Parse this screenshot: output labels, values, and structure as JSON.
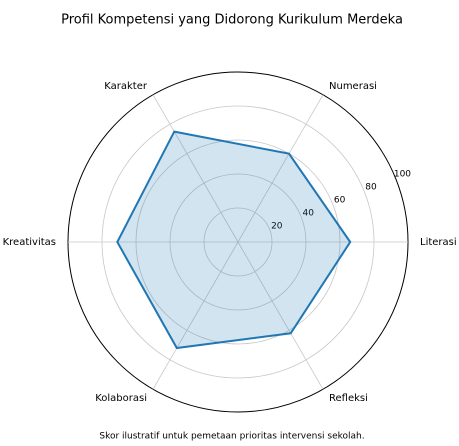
{
  "chart_data": {
    "type": "radar",
    "title": "Profil Kompetensi yang Didorong Kurikulum Merdeka",
    "subtitle": "Skor ilustratif untuk pemetaan prioritas intervensi sekolah.",
    "categories": [
      "Literasi",
      "Numerasi",
      "Karakter",
      "Kreativitas",
      "Kolaborasi",
      "Refleksi"
    ],
    "values": [
      66,
      60,
      75,
      71,
      72,
      62
    ],
    "color": "#1f77b4",
    "ylim": [
      0,
      100
    ],
    "yticks": [
      20,
      40,
      60,
      80,
      100
    ],
    "grid": true
  }
}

Work to complete
Examine the records and report how many lines contain the string "values". Only the number should be given.

Answer for the task
2